[Start of Attachment]
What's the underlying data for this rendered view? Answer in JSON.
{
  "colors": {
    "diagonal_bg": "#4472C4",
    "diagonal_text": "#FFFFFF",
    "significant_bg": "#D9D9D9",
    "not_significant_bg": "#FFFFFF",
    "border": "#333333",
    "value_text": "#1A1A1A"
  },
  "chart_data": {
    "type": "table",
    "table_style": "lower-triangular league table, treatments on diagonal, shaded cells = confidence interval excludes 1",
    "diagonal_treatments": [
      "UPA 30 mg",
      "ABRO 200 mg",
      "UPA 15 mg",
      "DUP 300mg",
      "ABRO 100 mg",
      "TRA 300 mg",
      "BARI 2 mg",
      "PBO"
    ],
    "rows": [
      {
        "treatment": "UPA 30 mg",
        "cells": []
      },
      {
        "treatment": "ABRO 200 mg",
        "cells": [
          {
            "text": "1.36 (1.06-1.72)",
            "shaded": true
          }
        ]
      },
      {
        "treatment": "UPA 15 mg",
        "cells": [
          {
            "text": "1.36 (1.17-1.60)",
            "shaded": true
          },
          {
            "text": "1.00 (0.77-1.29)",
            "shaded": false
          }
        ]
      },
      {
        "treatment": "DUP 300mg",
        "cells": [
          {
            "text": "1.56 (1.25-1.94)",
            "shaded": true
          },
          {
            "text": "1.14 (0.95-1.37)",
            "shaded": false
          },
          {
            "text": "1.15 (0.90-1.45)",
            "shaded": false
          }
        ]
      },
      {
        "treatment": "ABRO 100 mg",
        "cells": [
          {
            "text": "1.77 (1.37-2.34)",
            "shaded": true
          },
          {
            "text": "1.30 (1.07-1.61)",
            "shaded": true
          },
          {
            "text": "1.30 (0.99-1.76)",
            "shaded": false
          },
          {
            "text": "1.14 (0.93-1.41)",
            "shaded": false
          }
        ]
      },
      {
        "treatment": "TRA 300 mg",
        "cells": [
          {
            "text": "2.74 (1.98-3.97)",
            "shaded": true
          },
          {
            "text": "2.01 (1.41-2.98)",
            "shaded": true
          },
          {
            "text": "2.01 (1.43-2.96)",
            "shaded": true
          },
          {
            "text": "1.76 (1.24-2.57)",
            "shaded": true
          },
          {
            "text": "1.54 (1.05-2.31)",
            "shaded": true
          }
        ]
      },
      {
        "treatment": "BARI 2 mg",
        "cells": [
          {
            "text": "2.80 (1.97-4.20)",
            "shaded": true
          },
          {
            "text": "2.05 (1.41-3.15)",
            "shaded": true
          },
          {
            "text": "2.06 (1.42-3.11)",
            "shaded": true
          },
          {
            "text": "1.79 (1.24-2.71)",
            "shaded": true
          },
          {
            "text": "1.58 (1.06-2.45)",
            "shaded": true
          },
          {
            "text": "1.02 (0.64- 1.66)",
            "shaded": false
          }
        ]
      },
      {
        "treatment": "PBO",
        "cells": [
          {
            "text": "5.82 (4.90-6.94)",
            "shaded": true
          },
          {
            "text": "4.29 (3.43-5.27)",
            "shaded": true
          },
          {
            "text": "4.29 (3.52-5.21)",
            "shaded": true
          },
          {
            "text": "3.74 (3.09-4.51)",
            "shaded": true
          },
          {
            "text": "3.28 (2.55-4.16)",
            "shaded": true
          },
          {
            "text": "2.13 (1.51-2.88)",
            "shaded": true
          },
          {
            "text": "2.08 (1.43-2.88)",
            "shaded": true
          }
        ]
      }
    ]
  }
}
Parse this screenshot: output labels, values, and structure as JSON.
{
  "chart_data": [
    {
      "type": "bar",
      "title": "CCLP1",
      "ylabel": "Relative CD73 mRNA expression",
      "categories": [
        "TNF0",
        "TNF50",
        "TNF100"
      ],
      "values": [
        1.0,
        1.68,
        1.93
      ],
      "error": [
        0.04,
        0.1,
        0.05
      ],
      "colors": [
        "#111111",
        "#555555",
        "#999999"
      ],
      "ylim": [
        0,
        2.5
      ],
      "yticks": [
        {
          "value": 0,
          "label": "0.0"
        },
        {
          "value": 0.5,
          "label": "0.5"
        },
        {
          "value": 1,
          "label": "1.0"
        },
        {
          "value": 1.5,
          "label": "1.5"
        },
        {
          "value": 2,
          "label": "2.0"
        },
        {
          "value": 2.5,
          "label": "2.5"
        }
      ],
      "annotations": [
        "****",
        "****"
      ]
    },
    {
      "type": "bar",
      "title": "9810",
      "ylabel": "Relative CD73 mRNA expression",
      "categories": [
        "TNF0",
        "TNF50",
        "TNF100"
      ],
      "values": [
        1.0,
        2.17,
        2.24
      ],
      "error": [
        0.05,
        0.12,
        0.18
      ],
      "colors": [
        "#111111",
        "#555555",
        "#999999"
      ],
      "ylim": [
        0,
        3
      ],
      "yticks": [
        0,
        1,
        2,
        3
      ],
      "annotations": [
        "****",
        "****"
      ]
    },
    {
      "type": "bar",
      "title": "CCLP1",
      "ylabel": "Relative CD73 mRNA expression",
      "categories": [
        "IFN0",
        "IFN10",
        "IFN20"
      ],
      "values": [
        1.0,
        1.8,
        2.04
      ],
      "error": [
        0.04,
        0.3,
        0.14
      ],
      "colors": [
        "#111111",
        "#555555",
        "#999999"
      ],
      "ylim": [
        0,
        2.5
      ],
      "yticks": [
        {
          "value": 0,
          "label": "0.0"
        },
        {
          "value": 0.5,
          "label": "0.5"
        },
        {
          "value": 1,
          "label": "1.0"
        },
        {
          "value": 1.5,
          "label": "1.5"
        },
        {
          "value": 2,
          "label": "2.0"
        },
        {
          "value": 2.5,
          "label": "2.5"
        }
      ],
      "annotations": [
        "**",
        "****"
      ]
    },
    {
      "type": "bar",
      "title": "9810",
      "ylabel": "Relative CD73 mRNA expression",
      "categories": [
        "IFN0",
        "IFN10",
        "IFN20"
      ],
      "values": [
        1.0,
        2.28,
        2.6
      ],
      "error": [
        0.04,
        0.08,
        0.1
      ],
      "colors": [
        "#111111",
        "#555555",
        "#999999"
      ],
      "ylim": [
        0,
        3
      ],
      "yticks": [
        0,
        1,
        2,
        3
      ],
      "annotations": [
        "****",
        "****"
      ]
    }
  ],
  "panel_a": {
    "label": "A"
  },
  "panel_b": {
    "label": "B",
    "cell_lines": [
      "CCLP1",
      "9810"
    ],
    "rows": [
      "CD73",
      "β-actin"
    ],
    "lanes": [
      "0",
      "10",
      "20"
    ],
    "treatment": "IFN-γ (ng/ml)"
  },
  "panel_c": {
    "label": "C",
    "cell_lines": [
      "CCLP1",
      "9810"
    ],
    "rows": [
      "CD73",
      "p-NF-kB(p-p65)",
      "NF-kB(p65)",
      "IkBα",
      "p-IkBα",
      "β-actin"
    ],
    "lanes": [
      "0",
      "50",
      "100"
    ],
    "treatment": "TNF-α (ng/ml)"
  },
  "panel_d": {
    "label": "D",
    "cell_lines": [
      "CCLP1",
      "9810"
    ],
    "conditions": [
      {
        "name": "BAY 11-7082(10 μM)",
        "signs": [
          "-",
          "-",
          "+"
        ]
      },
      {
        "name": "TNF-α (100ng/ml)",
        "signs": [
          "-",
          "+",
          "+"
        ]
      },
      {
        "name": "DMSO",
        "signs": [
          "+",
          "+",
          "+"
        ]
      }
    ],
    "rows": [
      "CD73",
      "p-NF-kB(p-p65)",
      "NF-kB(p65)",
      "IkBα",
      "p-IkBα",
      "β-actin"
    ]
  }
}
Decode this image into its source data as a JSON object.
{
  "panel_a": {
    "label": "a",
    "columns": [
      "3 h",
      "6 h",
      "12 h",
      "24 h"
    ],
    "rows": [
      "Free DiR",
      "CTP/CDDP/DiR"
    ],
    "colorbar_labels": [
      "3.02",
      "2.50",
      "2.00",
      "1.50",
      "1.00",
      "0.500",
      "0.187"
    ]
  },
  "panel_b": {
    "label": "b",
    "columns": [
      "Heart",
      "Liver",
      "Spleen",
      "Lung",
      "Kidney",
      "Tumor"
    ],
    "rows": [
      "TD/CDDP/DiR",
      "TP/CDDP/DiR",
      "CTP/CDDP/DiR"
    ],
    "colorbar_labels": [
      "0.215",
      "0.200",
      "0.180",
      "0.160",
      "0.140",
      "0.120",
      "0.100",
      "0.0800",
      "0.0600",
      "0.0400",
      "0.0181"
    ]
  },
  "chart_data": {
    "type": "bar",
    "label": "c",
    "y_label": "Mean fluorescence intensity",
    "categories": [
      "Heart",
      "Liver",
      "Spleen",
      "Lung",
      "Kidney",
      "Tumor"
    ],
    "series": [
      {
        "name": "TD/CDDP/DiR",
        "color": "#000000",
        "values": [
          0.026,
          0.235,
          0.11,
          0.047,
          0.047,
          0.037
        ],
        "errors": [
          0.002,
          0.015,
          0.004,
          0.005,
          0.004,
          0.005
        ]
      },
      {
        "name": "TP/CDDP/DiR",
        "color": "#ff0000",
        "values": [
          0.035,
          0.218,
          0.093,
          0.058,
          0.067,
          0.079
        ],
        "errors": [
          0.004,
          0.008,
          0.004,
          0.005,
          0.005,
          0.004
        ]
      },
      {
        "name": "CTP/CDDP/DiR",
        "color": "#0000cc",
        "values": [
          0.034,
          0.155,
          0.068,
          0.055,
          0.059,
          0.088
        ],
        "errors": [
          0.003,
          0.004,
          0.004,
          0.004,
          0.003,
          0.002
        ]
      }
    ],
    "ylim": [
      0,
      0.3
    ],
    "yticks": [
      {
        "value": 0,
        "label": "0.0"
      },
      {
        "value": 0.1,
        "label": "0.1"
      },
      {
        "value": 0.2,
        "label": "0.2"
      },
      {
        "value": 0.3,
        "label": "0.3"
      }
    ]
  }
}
[End of Attachment]
Only lines containing the string "table" are needed. Pull each of them out of the records above.

» **Answer below**:
    "type": "table",
    "table_style": "lower-triangular league table, treatments on diagonal, shaded cells = confidence interval excludes 1",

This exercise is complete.